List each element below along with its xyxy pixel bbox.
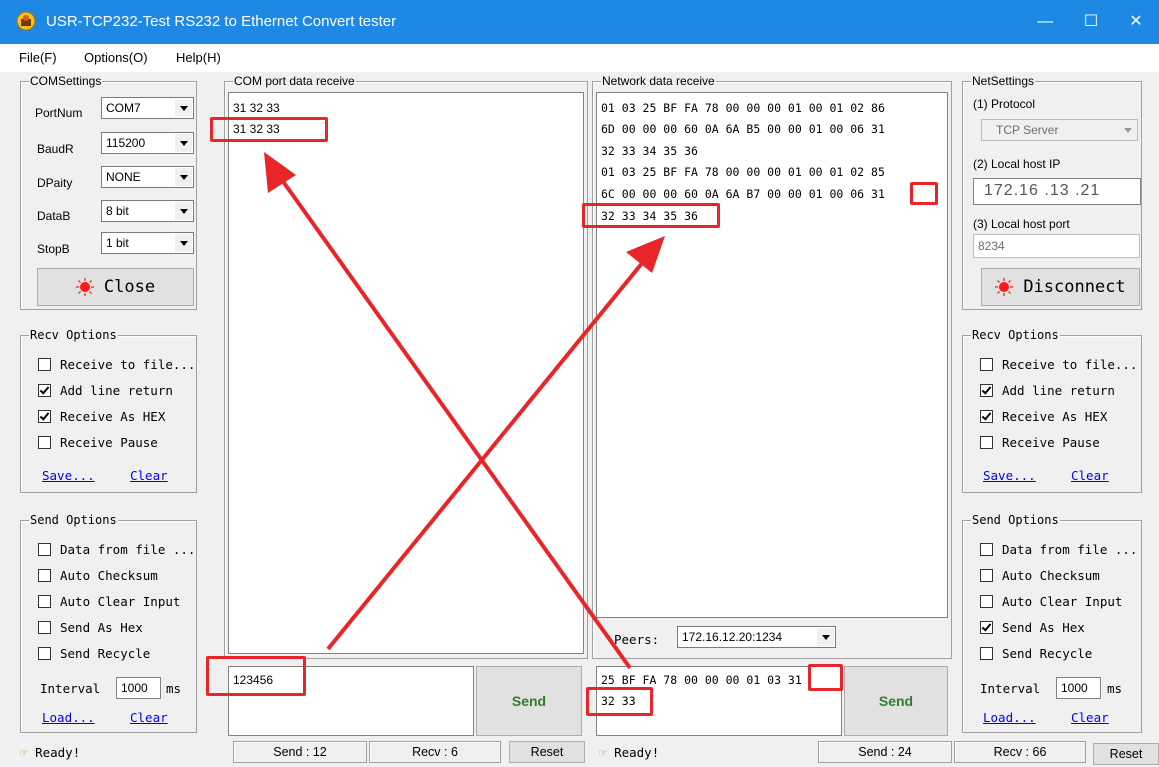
status-light-icon: [995, 278, 1014, 296]
right-send-clear-link[interactable]: Clear: [1071, 710, 1109, 725]
left-interval-input[interactable]: 1000: [116, 677, 161, 699]
network-send-input[interactable]: 25 BF FA 78 00 00 00 01 03 31 32 33: [596, 666, 842, 736]
close-port-label: Close: [103, 277, 156, 297]
close-window-button[interactable]: ✕: [1113, 0, 1159, 44]
com-receive-textarea[interactable]: 31 32 33 31 32 33: [228, 92, 584, 654]
network-receive-textarea[interactable]: 01 03 25 BF FA 78 00 00 00 01 00 01 02 8…: [596, 92, 948, 618]
portnum-label: PortNum: [35, 106, 83, 120]
disconnect-label: Disconnect: [1023, 277, 1126, 297]
right-recv-options-title: Recv Options: [971, 328, 1060, 342]
right-save-link[interactable]: Save...: [983, 468, 1036, 483]
com-send-input[interactable]: 123456: [228, 666, 474, 736]
databits-select[interactable]: 8 bit: [101, 200, 194, 222]
left-recv-options-title: Recv Options: [29, 328, 118, 342]
menu-help[interactable]: Help(H): [176, 50, 221, 65]
menu-options[interactable]: Options(O): [84, 50, 148, 65]
right-status-ready: ☞ Ready!: [599, 745, 660, 760]
maximize-button[interactable]: ☐: [1068, 0, 1114, 44]
com-receive-line-2: 31 32 33: [233, 122, 280, 136]
left-interval-label: Interval: [40, 681, 101, 696]
stopbits-select[interactable]: 1 bit: [101, 232, 194, 254]
left-recv-count: Recv : 6: [369, 741, 501, 763]
stopbits-label: StopB: [37, 242, 70, 256]
chevron-down-icon: [175, 168, 192, 186]
menu-bar: File(F) Options(O) Help(H): [0, 44, 1159, 72]
left-status-ready: ☞ Ready!: [20, 745, 81, 760]
network-receive-title: Network data receive: [601, 74, 716, 88]
left-send-options-title: Send Options: [29, 513, 118, 527]
left-recv-clear-link[interactable]: Clear: [130, 468, 168, 483]
status-light-icon: [75, 278, 94, 296]
com-receive-title: COM port data receive: [233, 74, 356, 88]
left-send-clear-link[interactable]: Clear: [130, 710, 168, 725]
parity-select[interactable]: NONE: [101, 166, 194, 188]
right-interval-label: Interval: [980, 681, 1041, 696]
network-receive-line-6: 32 33 34 35 36: [601, 209, 698, 223]
pointing-hand-icon: ☞: [20, 745, 28, 760]
local-port-label: (3) Local host port: [973, 217, 1070, 231]
protocol-label: (1) Protocol: [973, 97, 1036, 111]
right-reset-button[interactable]: Reset: [1093, 743, 1159, 765]
pointing-hand-icon: ☞: [599, 745, 607, 760]
app-icon: [16, 11, 36, 31]
local-ip-label: (2) Local host IP: [973, 157, 1061, 171]
disconnect-button[interactable]: Disconnect: [981, 268, 1140, 306]
network-receive-line-4: 01 03 25 BF FA 78 00 00 00 01 00 01 02 8…: [601, 165, 885, 179]
chevron-down-icon: [175, 234, 192, 252]
right-interval-unit: ms: [1107, 681, 1123, 696]
network-receive-line-2: 6D 00 00 00 60 0A 6A B5 00 00 01 00 06 3…: [601, 122, 885, 136]
chevron-down-icon: [1119, 121, 1136, 139]
left-load-link[interactable]: Load...: [42, 710, 95, 725]
protocol-select[interactable]: TCP Server: [981, 119, 1138, 141]
left-interval-unit: ms: [166, 681, 182, 696]
right-recv-clear-link[interactable]: Clear: [1071, 468, 1109, 483]
network-receive-line-5: 6C 00 00 00 60 0A 6A B7 00 00 01 00 06 3…: [601, 187, 885, 201]
baudrate-select[interactable]: 115200: [101, 132, 194, 154]
right-send-options-title: Send Options: [971, 513, 1060, 527]
right-send-count: Send : 24: [818, 741, 952, 763]
right-load-link[interactable]: Load...: [983, 710, 1036, 725]
chevron-down-icon: [817, 628, 834, 646]
com-send-button[interactable]: Send: [476, 666, 582, 736]
left-reset-button[interactable]: Reset: [509, 741, 585, 763]
window-title: USR-TCP232-Test RS232 to Ethernet Conver…: [46, 13, 397, 30]
chevron-down-icon: [175, 99, 192, 117]
right-interval-input[interactable]: 1000: [1056, 677, 1101, 699]
minimize-button[interactable]: —: [1022, 0, 1068, 44]
local-port-input[interactable]: 8234: [973, 234, 1140, 258]
close-port-button[interactable]: Close: [37, 268, 194, 306]
chevron-down-icon: [175, 202, 192, 220]
databits-label: DataB: [37, 209, 71, 223]
network-receive-line-3: 32 33 34 35 36: [601, 144, 698, 158]
peers-label: Peers:: [614, 632, 660, 647]
com-receive-line-1: 31 32 33: [233, 101, 280, 115]
left-save-link[interactable]: Save...: [42, 468, 95, 483]
title-bar: USR-TCP232-Test RS232 to Ethernet Conver…: [0, 0, 1159, 44]
parity-label: DPaity: [37, 176, 73, 190]
network-receive-line-1: 01 03 25 BF FA 78 00 00 00 01 00 01 02 8…: [601, 101, 885, 115]
baudrate-label: BaudR: [37, 142, 74, 156]
local-ip-input[interactable]: 172.16 .13 .21: [973, 178, 1141, 205]
chevron-down-icon: [175, 134, 192, 152]
com-settings-title: COMSettings: [29, 74, 103, 88]
right-recv-count: Recv : 66: [954, 741, 1086, 763]
net-settings-title: NetSettings: [971, 74, 1036, 88]
network-send-button[interactable]: Send: [844, 666, 948, 736]
menu-file[interactable]: File(F): [19, 50, 57, 65]
portnum-select[interactable]: COM7: [101, 97, 194, 119]
left-send-count: Send : 12: [233, 741, 367, 763]
peers-select[interactable]: 172.16.12.20:1234: [677, 626, 836, 648]
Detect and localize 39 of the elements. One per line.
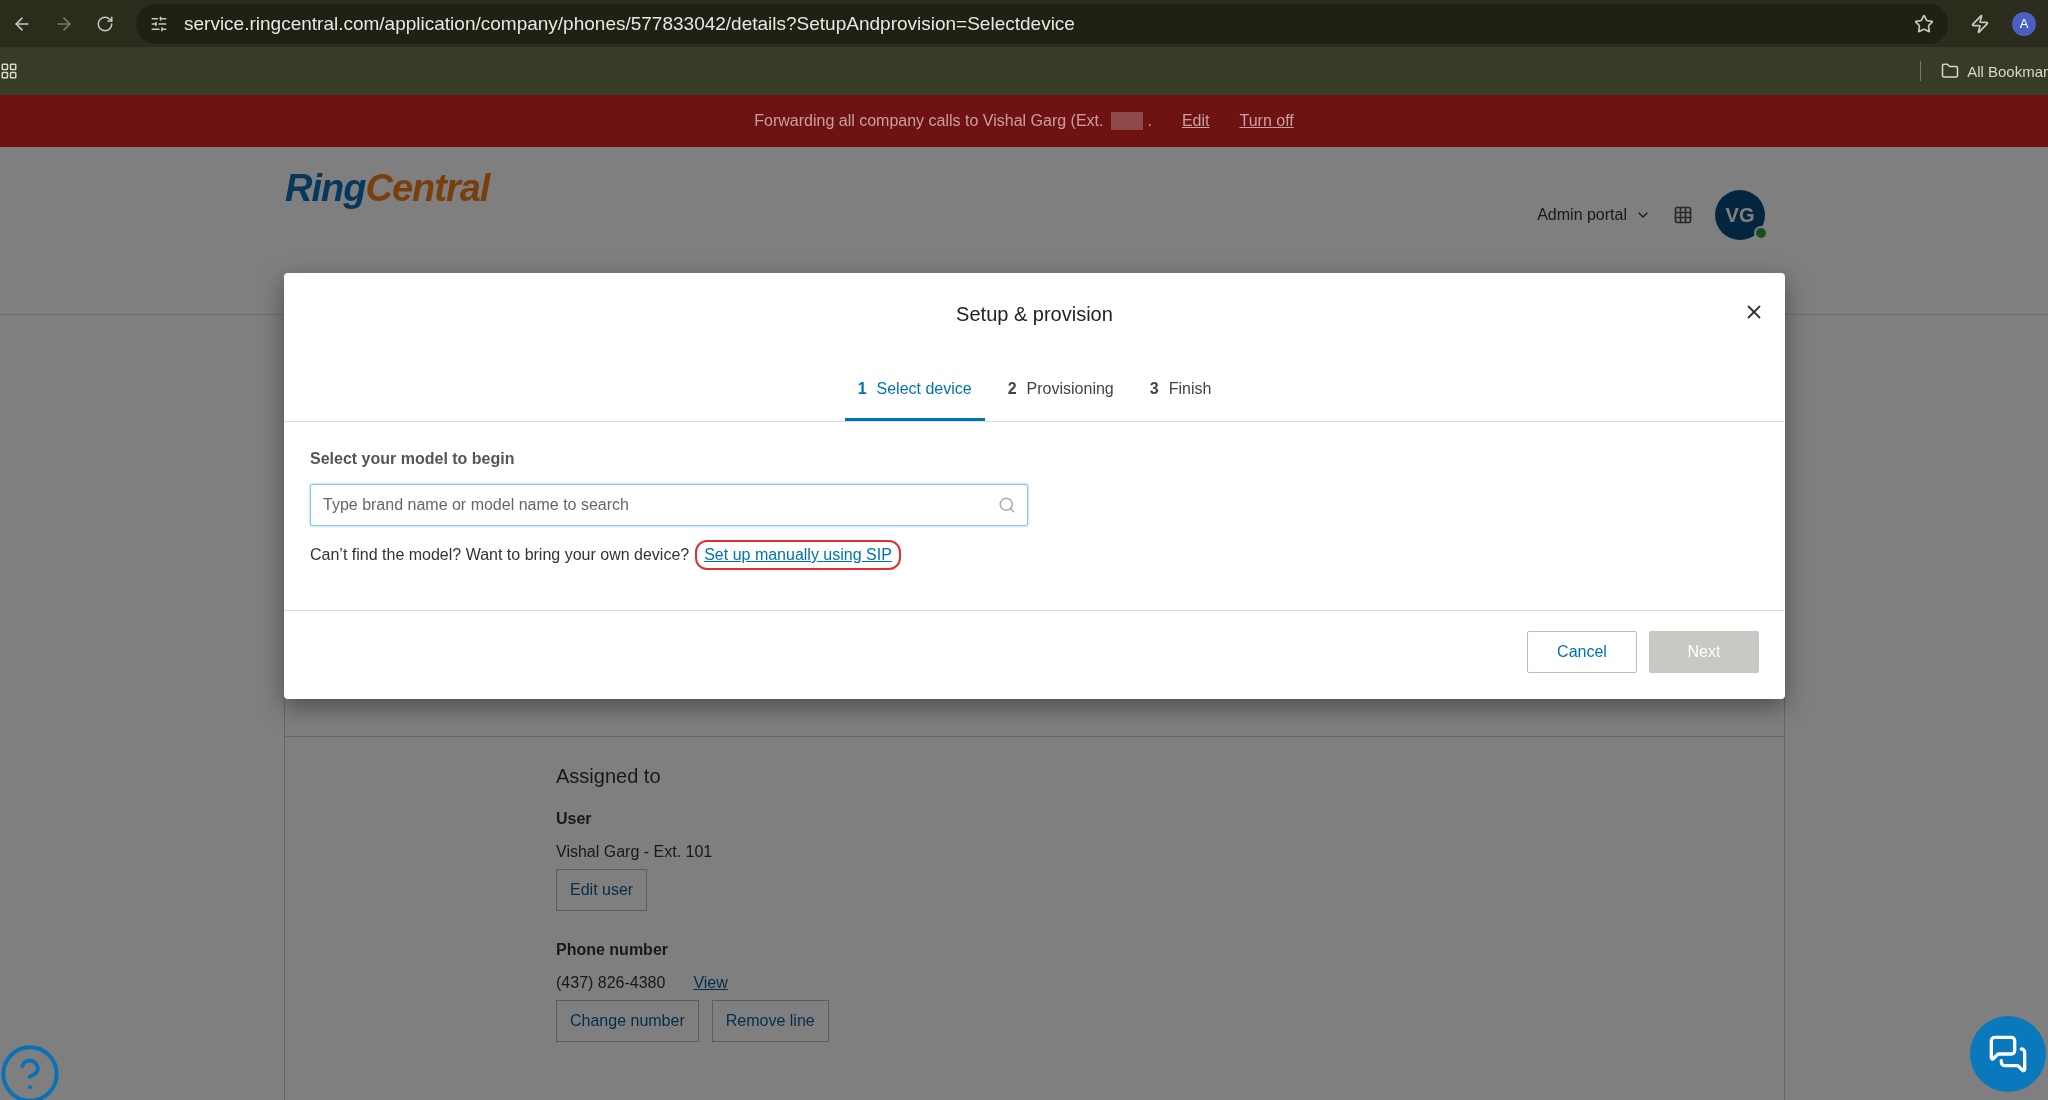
user-avatar[interactable]: VG — [1715, 190, 1765, 240]
url-text: service.ringcentral.com/application/company/phones/577833042/details?SetupAndprovision=Selectdevice — [184, 12, 1076, 35]
step-tab[interactable]: 1 Select device — [844, 372, 985, 421]
banner-message: Forwarding all company calls to Vishal Garg (Ext. — [754, 112, 1104, 130]
hint-text: Can’t find the model? Want to bring your own device? — [310, 546, 690, 564]
admin-portal-menu[interactable]: Admin portal — [1537, 206, 1651, 224]
view-link[interactable]: View — [693, 974, 728, 992]
step-tab[interactable]: 3 Finish — [1136, 372, 1225, 421]
ringcentral-logo[interactable]: RingCentral — [285, 167, 490, 210]
banner-period: . — [1147, 112, 1152, 130]
dialog-title: Setup & provision — [956, 303, 1113, 326]
manual-sip-link[interactable]: Set up manually using SIP — [695, 540, 901, 570]
profile-avatar[interactable]: A — [2012, 11, 2036, 36]
cancel-button[interactable]: Cancel — [1527, 631, 1637, 673]
bookmarks-label[interactable]: All Bookmar — [1967, 62, 2048, 80]
redaction-mark — [1111, 112, 1144, 130]
chat-bubbles-icon — [1988, 1034, 2028, 1074]
folder-icon[interactable] — [1941, 62, 1960, 80]
user-value: Vishal Garg - Ext. 101 — [556, 843, 713, 861]
phone-action-button[interactable]: Change number — [556, 1000, 699, 1042]
app-grid-icon[interactable] — [1673, 205, 1693, 225]
banner-link[interactable]: Edit — [1181, 112, 1210, 130]
phone-action-button[interactable]: Remove line — [711, 1000, 829, 1042]
edit-user-button[interactable]: Edit user — [556, 869, 648, 911]
reload-icon[interactable] — [96, 14, 114, 33]
banner-link[interactable]: Turn off — [1239, 112, 1294, 130]
address-bar[interactable]: service.ringcentral.com/application/company/phones/577833042/details?SetupAndprovision=Selectdevice — [136, 3, 1948, 44]
field-label: Select your model to begin — [310, 450, 516, 468]
section-title: Assigned to — [556, 765, 661, 788]
phone-number-value: (437) 826-4380 — [556, 974, 666, 992]
user-label: User — [556, 810, 592, 828]
step-tab[interactable]: 2 Provisioning — [994, 372, 1127, 421]
extension-icon[interactable] — [1970, 13, 1990, 34]
bookmark-star-icon[interactable] — [1914, 13, 1934, 34]
search-field[interactable]: Type brand name or model name to search — [310, 484, 1028, 526]
site-settings-icon[interactable] — [150, 14, 168, 33]
search-icon — [998, 496, 1016, 514]
apps-icon[interactable] — [0, 62, 18, 80]
phone-number-label: Phone number — [556, 941, 668, 959]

Exercise directions: Copy out the lines of the listing from the line with "status-light-icon: [995, 278, 1014, 296]" to the line with "close-window-button[interactable]: ✕: [1113, 0, 1159, 44]", including both, keeping every character of each line unchanged.

Result:
status-light-icon: [995, 278, 1014, 296]
right-send-clear-link[interactable]: Clear: [1071, 710, 1109, 725]
left-interval-input[interactable]: 1000: [116, 677, 161, 699]
network-send-input[interactable]: 25 BF FA 78 00 00 00 01 03 31 32 33: [596, 666, 842, 736]
close-port-label: Close: [103, 277, 156, 297]
close-window-button[interactable]: ✕: [1113, 0, 1159, 44]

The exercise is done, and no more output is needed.